## Data excerpts
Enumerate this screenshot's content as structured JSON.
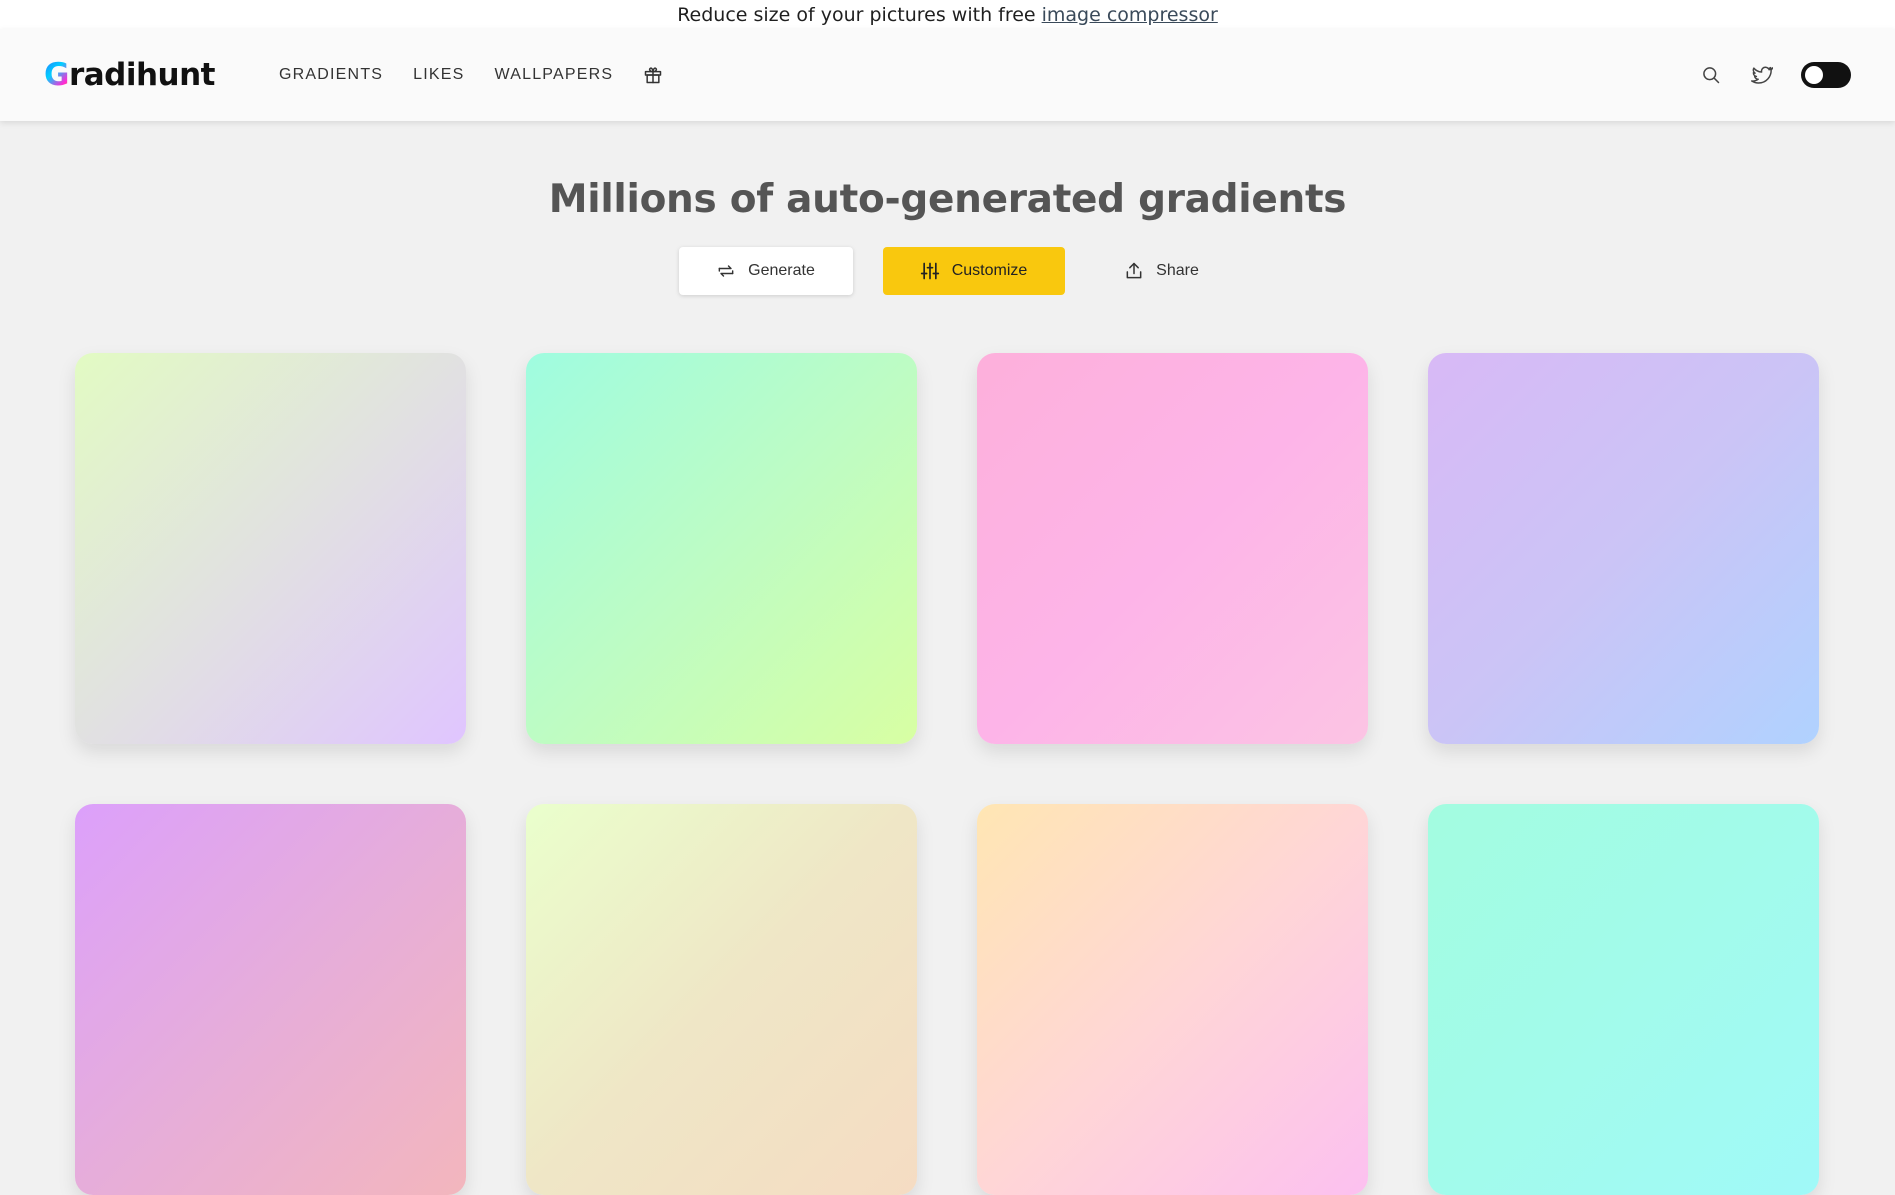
{
  "promo": {
    "text": "Reduce size of your pictures with free",
    "link_text": "image compressor"
  },
  "header": {
    "logo_first": "G",
    "logo_rest": "radihunt",
    "nav": [
      {
        "label": "GRADIENTS"
      },
      {
        "label": "LIKES"
      },
      {
        "label": "WALLPAPERS"
      }
    ],
    "icons": [
      "gift-icon",
      "search-icon",
      "twitter-icon",
      "theme-toggle"
    ]
  },
  "hero": {
    "title": "Millions of auto-generated gradients"
  },
  "actions": {
    "generate": "Generate",
    "customize": "Customize",
    "share": "Share"
  },
  "colors": {
    "accent": "#f9c80e",
    "background": "#f1f1f1"
  },
  "gradients": [
    {
      "from": "#e2fbc3",
      "mid": "#e1e1e1",
      "to": "#e0c5ff"
    },
    {
      "from": "#9ffce0",
      "mid": "#bdfcc4",
      "to": "#d8ffa3"
    },
    {
      "from": "#fdb0db",
      "mid": "#fdb4e8",
      "to": "#fcc4e4"
    },
    {
      "from": "#d8b9f6",
      "mid": "#cbc4f6",
      "to": "#b0d2ff"
    },
    {
      "from": "#dca0fb",
      "mid": "#e6adda",
      "to": "#f3b6bd"
    },
    {
      "from": "#eaffcc",
      "mid": "#efe6c6",
      "to": "#f5dcc3"
    },
    {
      "from": "#ffe6b3",
      "mid": "#ffd6d6",
      "to": "#fcc0f0"
    },
    {
      "from": "#a3fce0",
      "mid": "#a2fbeb",
      "to": "#a0f9f8"
    }
  ]
}
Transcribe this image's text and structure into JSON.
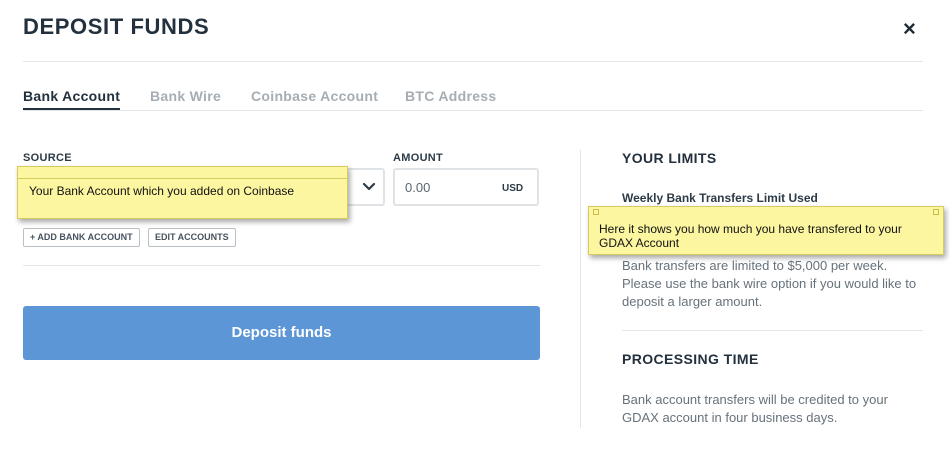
{
  "header": {
    "title": "DEPOSIT FUNDS",
    "close_icon": "×"
  },
  "tabs": [
    {
      "label": "Bank Account",
      "active": true
    },
    {
      "label": "Bank Wire",
      "active": false
    },
    {
      "label": "Coinbase Account",
      "active": false
    },
    {
      "label": "BTC Address",
      "active": false
    }
  ],
  "form": {
    "source_label": "SOURCE",
    "amount_label": "AMOUNT",
    "amount_value": "0.00",
    "amount_unit": "USD",
    "add_bank_label": "+ ADD BANK ACCOUNT",
    "edit_accounts_label": "EDIT ACCOUNTS",
    "deposit_label": "Deposit funds"
  },
  "limits": {
    "heading": "YOUR LIMITS",
    "weekly_label": "Weekly Bank Transfers Limit Used",
    "description": "Bank transfers are limited to $5,000 per week. Please use the bank wire option if you would like to deposit a larger amount."
  },
  "processing": {
    "heading": "PROCESSING TIME",
    "description": "Bank account transfers will be credited to your GDAX account in four business days."
  },
  "annotations": {
    "source_note": "Your Bank Account which you added on Coinbase",
    "limit_note": "Here it shows you how much you have transfered to your GDAX Account"
  },
  "colors": {
    "accent": "#5d96d7",
    "sticky_note": "#fcf6a1",
    "text_dark": "#23303d",
    "tab_inactive": "#a6adb3"
  }
}
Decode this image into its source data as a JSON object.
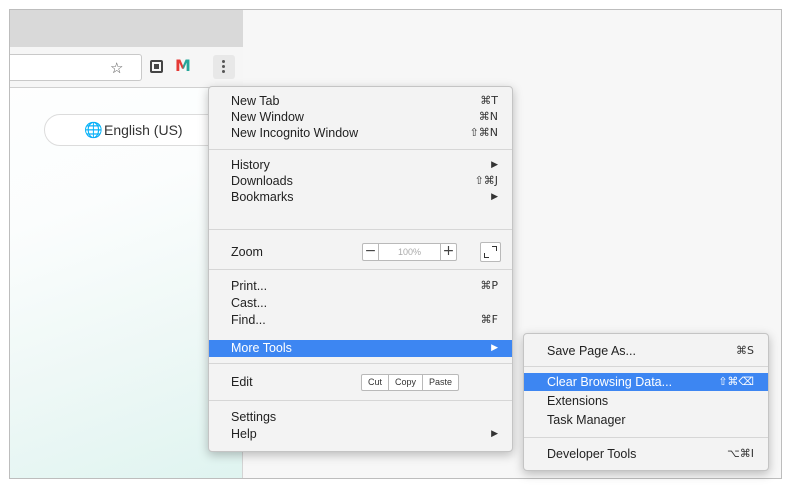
{
  "browser": {
    "toolbar_icons": [
      "star-icon",
      "extension-icon",
      "m-extension-icon",
      "kebab-menu-icon"
    ],
    "language_button": "English (US)",
    "globe_glyph": "🌐"
  },
  "menu": {
    "new_tab": {
      "label": "New Tab",
      "shortcut": "⌘T"
    },
    "new_window": {
      "label": "New Window",
      "shortcut": "⌘N"
    },
    "new_incognito": {
      "label": "New Incognito Window",
      "shortcut": "⇧⌘N"
    },
    "history": {
      "label": "History",
      "arrow": "▶"
    },
    "downloads": {
      "label": "Downloads",
      "shortcut": "⇧⌘J"
    },
    "bookmarks": {
      "label": "Bookmarks",
      "arrow": "▶"
    },
    "zoom": {
      "label": "Zoom",
      "minus": "−",
      "value": "100%",
      "plus": "+"
    },
    "print": {
      "label": "Print...",
      "shortcut": "⌘P"
    },
    "cast": {
      "label": "Cast..."
    },
    "find": {
      "label": "Find...",
      "shortcut": "⌘F"
    },
    "more_tools": {
      "label": "More Tools",
      "arrow": "▶"
    },
    "edit": {
      "label": "Edit",
      "cut": "Cut",
      "copy": "Copy",
      "paste": "Paste"
    },
    "settings": {
      "label": "Settings"
    },
    "help": {
      "label": "Help",
      "arrow": "▶"
    }
  },
  "submenu": {
    "save_page": {
      "label": "Save Page As...",
      "shortcut": "⌘S"
    },
    "clear_data": {
      "label": "Clear Browsing Data...",
      "shortcut": "⇧⌘⌫"
    },
    "extensions": {
      "label": "Extensions"
    },
    "task_manager": {
      "label": "Task Manager"
    },
    "dev_tools": {
      "label": "Developer Tools",
      "shortcut": "⌥⌘I"
    }
  },
  "colors": {
    "highlight": "#3d86f2",
    "menu_bg": "#f3f3f3"
  }
}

## Work to complete
Copy whichever lines in the listing above contain the word "image".

## Right answer
    "link_text": "image compressor"
Transcribe this image's text and structure into JSON.
Decode this image into its source data as a JSON object.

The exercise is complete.